> _What you will do_
Below is some material; transcribe all of it exactly.

>> Begin

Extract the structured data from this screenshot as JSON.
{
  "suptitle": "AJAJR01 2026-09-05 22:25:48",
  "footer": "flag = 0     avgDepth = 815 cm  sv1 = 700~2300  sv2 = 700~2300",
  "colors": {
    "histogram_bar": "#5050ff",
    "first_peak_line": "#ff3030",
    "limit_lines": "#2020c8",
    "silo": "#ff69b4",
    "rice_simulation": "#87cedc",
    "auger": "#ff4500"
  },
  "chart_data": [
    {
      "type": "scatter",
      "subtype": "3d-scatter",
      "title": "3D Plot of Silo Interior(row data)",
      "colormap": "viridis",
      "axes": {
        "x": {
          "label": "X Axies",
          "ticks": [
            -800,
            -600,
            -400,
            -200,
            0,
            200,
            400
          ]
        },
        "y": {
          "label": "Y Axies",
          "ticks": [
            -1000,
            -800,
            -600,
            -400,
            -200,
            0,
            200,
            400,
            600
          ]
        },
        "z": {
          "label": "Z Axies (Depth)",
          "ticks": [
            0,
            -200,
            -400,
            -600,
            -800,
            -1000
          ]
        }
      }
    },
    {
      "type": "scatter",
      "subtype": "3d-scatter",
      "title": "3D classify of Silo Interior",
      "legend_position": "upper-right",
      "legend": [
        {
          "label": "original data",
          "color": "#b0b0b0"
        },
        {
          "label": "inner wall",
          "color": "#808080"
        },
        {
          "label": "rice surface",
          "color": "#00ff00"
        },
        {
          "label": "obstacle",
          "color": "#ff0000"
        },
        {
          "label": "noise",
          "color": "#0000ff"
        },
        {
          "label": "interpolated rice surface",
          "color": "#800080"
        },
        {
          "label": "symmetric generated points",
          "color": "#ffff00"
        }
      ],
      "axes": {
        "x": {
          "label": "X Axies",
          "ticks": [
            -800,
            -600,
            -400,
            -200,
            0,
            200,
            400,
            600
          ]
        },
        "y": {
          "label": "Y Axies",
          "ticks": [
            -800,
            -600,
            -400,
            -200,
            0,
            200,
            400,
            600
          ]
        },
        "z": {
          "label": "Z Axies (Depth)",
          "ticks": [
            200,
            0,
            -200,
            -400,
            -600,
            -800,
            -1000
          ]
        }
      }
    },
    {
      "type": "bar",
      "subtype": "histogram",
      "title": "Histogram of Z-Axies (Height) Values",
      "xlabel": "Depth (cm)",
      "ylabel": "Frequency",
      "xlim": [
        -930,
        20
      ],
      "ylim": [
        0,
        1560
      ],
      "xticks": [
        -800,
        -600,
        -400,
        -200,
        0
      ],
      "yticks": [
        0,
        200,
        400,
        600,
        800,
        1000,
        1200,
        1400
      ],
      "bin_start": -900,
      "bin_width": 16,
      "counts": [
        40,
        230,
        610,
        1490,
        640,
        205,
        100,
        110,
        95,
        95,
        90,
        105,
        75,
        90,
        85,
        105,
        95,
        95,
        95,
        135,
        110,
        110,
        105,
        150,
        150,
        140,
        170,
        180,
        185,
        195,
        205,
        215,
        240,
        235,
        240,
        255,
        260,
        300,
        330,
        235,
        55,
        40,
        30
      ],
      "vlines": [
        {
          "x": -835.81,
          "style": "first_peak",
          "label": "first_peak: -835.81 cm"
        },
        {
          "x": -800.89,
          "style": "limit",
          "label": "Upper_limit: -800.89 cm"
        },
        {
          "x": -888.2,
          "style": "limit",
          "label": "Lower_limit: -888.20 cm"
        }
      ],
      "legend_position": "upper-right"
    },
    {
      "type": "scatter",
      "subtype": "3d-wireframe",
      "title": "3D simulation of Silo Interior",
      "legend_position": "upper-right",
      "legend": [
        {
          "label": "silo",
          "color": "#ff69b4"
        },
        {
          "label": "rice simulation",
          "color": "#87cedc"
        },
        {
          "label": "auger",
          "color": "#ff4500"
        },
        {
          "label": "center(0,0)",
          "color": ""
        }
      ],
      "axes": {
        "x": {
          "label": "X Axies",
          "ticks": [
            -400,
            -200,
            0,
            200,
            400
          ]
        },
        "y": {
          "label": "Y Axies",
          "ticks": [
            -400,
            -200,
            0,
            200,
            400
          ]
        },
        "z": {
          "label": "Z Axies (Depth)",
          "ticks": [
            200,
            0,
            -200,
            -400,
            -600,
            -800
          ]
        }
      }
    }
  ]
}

>> End

> _Reply to the task_
Extract the structured data from this screenshot as JSON.
{
  "suptitle": "AJAJR01 2026-09-05 22:25:48",
  "footer": "flag = 0     avgDepth = 815 cm  sv1 = 700~2300  sv2 = 700~2300",
  "colors": {
    "histogram_bar": "#5050ff",
    "first_peak_line": "#ff3030",
    "limit_lines": "#2020c8",
    "silo": "#ff69b4",
    "rice_simulation": "#87cedc",
    "auger": "#ff4500"
  },
  "chart_data": [
    {
      "type": "scatter",
      "subtype": "3d-scatter",
      "title": "3D Plot of Silo Interior(row data)",
      "colormap": "viridis",
      "axes": {
        "x": {
          "label": "X Axies",
          "ticks": [
            -800,
            -600,
            -400,
            -200,
            0,
            200,
            400
          ]
        },
        "y": {
          "label": "Y Axies",
          "ticks": [
            -1000,
            -800,
            -600,
            -400,
            -200,
            0,
            200,
            400,
            600
          ]
        },
        "z": {
          "label": "Z Axies (Depth)",
          "ticks": [
            0,
            -200,
            -400,
            -600,
            -800,
            -1000
          ]
        }
      }
    },
    {
      "type": "scatter",
      "subtype": "3d-scatter",
      "title": "3D classify of Silo Interior",
      "legend_position": "upper-right",
      "legend": [
        {
          "label": "original data",
          "color": "#b0b0b0"
        },
        {
          "label": "inner wall",
          "color": "#808080"
        },
        {
          "label": "rice surface",
          "color": "#00ff00"
        },
        {
          "label": "obstacle",
          "color": "#ff0000"
        },
        {
          "label": "noise",
          "color": "#0000ff"
        },
        {
          "label": "interpolated rice surface",
          "color": "#800080"
        },
        {
          "label": "symmetric generated points",
          "color": "#ffff00"
        }
      ],
      "axes": {
        "x": {
          "label": "X Axies",
          "ticks": [
            -800,
            -600,
            -400,
            -200,
            0,
            200,
            400,
            600
          ]
        },
        "y": {
          "label": "Y Axies",
          "ticks": [
            -800,
            -600,
            -400,
            -200,
            0,
            200,
            400,
            600
          ]
        },
        "z": {
          "label": "Z Axies (Depth)",
          "ticks": [
            200,
            0,
            -200,
            -400,
            -600,
            -800,
            -1000
          ]
        }
      }
    },
    {
      "type": "bar",
      "subtype": "histogram",
      "title": "Histogram of Z-Axies (Height) Values",
      "xlabel": "Depth (cm)",
      "ylabel": "Frequency",
      "xlim": [
        -930,
        20
      ],
      "ylim": [
        0,
        1560
      ],
      "xticks": [
        -800,
        -600,
        -400,
        -200,
        0
      ],
      "yticks": [
        0,
        200,
        400,
        600,
        800,
        1000,
        1200,
        1400
      ],
      "bin_start": -900,
      "bin_width": 16,
      "counts": [
        40,
        230,
        610,
        1490,
        640,
        205,
        100,
        110,
        95,
        95,
        90,
        105,
        75,
        90,
        85,
        105,
        95,
        95,
        95,
        135,
        110,
        110,
        105,
        150,
        150,
        140,
        170,
        180,
        185,
        195,
        205,
        215,
        240,
        235,
        240,
        255,
        260,
        300,
        330,
        235,
        55,
        40,
        30
      ],
      "vlines": [
        {
          "x": -835.81,
          "style": "first_peak",
          "label": "first_peak: -835.81 cm"
        },
        {
          "x": -800.89,
          "style": "limit",
          "label": "Upper_limit: -800.89 cm"
        },
        {
          "x": -888.2,
          "style": "limit",
          "label": "Lower_limit: -888.20 cm"
        }
      ],
      "legend_position": "upper-right"
    },
    {
      "type": "scatter",
      "subtype": "3d-wireframe",
      "title": "3D simulation of Silo Interior",
      "legend_position": "upper-right",
      "legend": [
        {
          "label": "silo",
          "color": "#ff69b4"
        },
        {
          "label": "rice simulation",
          "color": "#87cedc"
        },
        {
          "label": "auger",
          "color": "#ff4500"
        },
        {
          "label": "center(0,0)",
          "color": ""
        }
      ],
      "axes": {
        "x": {
          "label": "X Axies",
          "ticks": [
            -400,
            -200,
            0,
            200,
            400
          ]
        },
        "y": {
          "label": "Y Axies",
          "ticks": [
            -400,
            -200,
            0,
            200,
            400
          ]
        },
        "z": {
          "label": "Z Axies (Depth)",
          "ticks": [
            200,
            0,
            -200,
            -400,
            -600,
            -800
          ]
        }
      }
    }
  ]
}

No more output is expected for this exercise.